**Provided data:**
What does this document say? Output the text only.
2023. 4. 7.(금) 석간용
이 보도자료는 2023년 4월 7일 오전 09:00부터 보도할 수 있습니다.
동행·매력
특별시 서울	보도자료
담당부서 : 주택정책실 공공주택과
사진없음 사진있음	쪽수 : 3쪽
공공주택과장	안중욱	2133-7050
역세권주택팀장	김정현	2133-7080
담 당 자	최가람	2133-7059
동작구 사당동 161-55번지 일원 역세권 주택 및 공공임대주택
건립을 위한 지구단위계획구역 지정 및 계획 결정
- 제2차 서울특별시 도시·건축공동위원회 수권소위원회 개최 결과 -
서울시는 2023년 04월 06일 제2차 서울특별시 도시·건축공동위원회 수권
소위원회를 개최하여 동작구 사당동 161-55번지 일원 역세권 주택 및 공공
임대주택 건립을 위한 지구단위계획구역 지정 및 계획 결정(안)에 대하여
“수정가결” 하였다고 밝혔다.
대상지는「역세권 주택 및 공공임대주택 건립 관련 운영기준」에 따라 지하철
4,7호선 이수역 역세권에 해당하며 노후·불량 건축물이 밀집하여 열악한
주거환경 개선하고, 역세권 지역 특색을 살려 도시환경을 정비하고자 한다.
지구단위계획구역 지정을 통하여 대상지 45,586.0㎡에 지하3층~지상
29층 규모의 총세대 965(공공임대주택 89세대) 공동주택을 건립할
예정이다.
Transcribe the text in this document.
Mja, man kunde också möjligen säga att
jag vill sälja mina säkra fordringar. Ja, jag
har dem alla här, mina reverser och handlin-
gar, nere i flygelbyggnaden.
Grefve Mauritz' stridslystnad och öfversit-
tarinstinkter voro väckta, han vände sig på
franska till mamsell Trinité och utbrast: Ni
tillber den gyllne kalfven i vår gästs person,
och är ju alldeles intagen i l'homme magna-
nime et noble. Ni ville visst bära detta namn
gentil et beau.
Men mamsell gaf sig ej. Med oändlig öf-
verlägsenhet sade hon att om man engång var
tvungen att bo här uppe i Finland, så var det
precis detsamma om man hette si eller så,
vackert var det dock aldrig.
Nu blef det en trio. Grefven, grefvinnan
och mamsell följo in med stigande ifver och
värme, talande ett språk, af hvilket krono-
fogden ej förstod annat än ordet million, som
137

**Brief:**
Reproduce all of the material above word for word.

**Output of the task:**
What does this document say? Output the text only.
2023. 4. 7.(금) 석간용
이 보도자료는 2023년 4월 7일 오전 09:00부터 보도할 수 있습니다.
동행·매력
특별시 서울	보도자료
담당부서 : 주택정책실 공공주택과
사진없음 사진있음	쪽수 : 3쪽
공공주택과장	안중욱	2133-7050
역세권주택팀장	김정현	2133-7080
담 당 자	최가람	2133-7059
동작구 사당동 161-55번지 일원 역세권 주택 및 공공임대주택
건립을 위한 지구단위계획구역 지정 및 계획 결정
- 제2차 서울특별시 도시·건축공동위원회 수권소위원회 개최 결과 -
서울시는 2023년 04월 06일 제2차 서울특별시 도시·건축공동위원회 수권
소위원회를 개최하여 동작구 사당동 161-55번지 일원 역세권 주택 및 공공
임대주택 건립을 위한 지구단위계획구역 지정 및 계획 결정(안)에 대하여
“수정가결” 하였다고 밝혔다.
대상지는「역세권 주택 및 공공임대주택 건립 관련 운영기준」에 따라 지하철
4,7호선 이수역 역세권에 해당하며 노후·불량 건축물이 밀집하여 열악한
주거환경 개선하고, 역세권 지역 특색을 살려 도시환경을 정비하고자 한다.
지구단위계획구역 지정을 통하여 대상지 45,586.0㎡에 지하3층~지상
29층 규모의 총세대 965(공공임대주택 89세대) 공동주택을 건립할
예정이다.
Transcribe the text in this document.
Mja, man kunde också möjligen säga att
jag vill sälja mina säkra fordringar. Ja, jag
har dem alla här, mina reverser och handlin-
gar, nere i flygelbyggnaden.
Grefve Mauritz' stridslystnad och öfversit-
tarinstinkter voro väckta, han vände sig på
franska till mamsell Trinité och utbrast: Ni
tillber den gyllne kalfven i vår gästs person,
och är ju alldeles intagen i l'homme magna-
nime et noble. Ni ville visst bära detta namn
gentil et beau.
Men mamsell gaf sig ej. Med oändlig öf-
verlägsenhet sade hon att om man engång var
tvungen att bo här uppe i Finland, så var det
precis detsamma om man hette si eller så,
vackert var det dock aldrig.
Nu blef det en trio. Grefven, grefvinnan
och mamsell följo in med stigande ifver och
värme, talande ett språk, af hvilket krono-
fogden ej förstod annat än ordet million, som
137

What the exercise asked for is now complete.